What is needed:
Search the data for the word "text". Reproduce every line where it is found.
* BEGIN Excerpted records *
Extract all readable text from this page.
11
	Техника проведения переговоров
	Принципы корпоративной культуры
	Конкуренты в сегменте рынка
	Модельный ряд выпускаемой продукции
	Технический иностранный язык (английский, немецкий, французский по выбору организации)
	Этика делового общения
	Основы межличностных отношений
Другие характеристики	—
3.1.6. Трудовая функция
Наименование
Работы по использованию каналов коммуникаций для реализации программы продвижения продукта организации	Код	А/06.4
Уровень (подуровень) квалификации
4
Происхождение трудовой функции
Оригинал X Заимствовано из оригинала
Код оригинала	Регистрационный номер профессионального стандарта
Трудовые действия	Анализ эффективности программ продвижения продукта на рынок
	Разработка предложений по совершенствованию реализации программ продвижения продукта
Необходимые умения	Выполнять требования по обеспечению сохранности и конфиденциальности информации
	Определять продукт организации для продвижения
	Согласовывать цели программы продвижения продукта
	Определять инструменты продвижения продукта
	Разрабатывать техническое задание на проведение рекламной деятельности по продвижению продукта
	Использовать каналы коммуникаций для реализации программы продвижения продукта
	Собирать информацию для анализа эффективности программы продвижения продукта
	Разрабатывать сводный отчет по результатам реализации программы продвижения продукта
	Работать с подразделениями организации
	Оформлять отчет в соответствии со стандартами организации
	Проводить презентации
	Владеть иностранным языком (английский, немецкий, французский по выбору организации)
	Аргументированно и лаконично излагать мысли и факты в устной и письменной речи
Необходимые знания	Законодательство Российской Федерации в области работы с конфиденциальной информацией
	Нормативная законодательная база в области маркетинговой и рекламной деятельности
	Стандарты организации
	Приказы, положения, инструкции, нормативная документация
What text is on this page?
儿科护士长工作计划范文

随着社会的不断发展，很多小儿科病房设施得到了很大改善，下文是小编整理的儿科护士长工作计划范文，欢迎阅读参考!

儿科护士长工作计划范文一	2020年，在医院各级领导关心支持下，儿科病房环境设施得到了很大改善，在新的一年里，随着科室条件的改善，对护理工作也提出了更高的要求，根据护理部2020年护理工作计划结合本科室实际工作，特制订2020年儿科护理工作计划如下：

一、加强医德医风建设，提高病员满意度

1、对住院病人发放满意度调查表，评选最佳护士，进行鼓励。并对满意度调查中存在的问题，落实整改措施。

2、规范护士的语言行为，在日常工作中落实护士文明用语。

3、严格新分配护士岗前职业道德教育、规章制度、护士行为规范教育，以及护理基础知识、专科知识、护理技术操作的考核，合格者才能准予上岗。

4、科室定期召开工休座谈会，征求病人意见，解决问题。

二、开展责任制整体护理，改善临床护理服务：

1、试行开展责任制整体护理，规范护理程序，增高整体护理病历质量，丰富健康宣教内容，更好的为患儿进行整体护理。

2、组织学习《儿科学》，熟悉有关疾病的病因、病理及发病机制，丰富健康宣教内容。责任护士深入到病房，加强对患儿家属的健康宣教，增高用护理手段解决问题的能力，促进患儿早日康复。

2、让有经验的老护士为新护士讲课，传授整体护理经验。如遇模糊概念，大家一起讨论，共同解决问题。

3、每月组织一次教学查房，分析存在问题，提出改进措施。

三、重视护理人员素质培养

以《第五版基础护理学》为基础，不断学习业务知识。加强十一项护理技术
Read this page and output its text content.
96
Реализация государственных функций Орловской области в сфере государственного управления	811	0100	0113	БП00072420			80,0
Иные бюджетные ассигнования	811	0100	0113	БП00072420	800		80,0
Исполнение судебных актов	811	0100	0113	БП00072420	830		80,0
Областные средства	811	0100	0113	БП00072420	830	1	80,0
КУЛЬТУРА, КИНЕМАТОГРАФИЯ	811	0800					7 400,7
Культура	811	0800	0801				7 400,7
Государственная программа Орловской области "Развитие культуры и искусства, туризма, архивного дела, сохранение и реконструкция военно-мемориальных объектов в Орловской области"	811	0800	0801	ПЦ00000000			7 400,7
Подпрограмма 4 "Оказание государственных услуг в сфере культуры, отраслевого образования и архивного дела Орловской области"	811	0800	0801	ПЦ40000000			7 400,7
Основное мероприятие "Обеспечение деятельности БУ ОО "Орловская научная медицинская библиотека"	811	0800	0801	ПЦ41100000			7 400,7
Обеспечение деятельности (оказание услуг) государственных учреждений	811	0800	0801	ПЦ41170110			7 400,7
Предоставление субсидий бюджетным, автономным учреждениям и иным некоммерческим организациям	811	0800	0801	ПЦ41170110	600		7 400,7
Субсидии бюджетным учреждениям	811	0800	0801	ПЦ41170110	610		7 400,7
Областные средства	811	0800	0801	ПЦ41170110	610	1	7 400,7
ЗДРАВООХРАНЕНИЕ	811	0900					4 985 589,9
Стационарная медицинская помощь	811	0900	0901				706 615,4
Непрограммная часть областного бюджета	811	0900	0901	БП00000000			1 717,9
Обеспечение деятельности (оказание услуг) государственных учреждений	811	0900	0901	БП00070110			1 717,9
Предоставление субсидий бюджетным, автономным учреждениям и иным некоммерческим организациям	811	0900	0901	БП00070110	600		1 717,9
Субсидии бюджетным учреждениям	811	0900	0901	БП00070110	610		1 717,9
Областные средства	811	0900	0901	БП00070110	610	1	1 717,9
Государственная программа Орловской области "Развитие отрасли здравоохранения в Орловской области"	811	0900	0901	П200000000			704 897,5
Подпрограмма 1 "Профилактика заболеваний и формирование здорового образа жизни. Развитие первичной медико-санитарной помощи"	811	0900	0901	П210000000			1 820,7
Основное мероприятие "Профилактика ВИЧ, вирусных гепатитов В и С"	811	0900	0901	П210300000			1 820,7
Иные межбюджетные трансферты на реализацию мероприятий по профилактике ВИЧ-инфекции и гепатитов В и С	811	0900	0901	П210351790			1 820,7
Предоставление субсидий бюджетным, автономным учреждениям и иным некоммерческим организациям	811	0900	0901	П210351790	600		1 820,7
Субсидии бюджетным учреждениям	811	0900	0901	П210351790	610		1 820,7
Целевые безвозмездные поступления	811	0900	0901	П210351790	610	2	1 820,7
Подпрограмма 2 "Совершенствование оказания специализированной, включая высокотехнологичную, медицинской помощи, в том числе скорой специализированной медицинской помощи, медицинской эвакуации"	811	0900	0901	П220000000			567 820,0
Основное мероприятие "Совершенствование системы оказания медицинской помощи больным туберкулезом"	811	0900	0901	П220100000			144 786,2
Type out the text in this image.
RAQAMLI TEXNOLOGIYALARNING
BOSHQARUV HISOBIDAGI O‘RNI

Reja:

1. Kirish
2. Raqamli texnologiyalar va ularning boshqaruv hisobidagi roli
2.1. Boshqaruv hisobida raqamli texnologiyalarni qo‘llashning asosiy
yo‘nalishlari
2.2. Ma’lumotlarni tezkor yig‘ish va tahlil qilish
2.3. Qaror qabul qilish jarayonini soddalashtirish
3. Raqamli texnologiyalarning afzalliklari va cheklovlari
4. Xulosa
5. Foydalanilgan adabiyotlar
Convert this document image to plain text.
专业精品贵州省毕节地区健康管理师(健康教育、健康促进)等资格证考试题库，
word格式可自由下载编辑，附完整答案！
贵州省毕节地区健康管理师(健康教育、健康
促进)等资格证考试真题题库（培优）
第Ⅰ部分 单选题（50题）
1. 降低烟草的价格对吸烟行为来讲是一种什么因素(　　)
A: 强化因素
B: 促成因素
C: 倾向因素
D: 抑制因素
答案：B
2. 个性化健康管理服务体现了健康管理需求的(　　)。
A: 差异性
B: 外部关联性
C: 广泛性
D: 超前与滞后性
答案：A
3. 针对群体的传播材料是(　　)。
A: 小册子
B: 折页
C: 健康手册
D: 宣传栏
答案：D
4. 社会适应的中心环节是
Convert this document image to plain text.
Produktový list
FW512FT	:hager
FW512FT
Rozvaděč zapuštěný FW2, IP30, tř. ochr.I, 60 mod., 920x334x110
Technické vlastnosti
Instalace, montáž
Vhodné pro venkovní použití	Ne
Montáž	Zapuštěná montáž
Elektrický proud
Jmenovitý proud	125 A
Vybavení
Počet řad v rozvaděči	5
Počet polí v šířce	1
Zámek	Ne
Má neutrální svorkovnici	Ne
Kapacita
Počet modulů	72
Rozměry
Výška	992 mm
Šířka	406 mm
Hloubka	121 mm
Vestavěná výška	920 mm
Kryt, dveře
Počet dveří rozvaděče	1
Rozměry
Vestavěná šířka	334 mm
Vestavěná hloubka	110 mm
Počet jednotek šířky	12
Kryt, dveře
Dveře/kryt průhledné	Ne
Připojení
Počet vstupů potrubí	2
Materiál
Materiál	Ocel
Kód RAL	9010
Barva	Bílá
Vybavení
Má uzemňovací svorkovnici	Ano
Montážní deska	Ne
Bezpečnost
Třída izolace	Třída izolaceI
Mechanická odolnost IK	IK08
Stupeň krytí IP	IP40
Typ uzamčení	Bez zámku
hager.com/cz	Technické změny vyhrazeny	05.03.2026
* END Excerpted records *
Solution to this exercise:
Extract all readable text from this page.
What text is on this page?
Read this page and output its text content.
Type out the text in this image.
Convert this document image to plain text.
Convert this document image to plain text.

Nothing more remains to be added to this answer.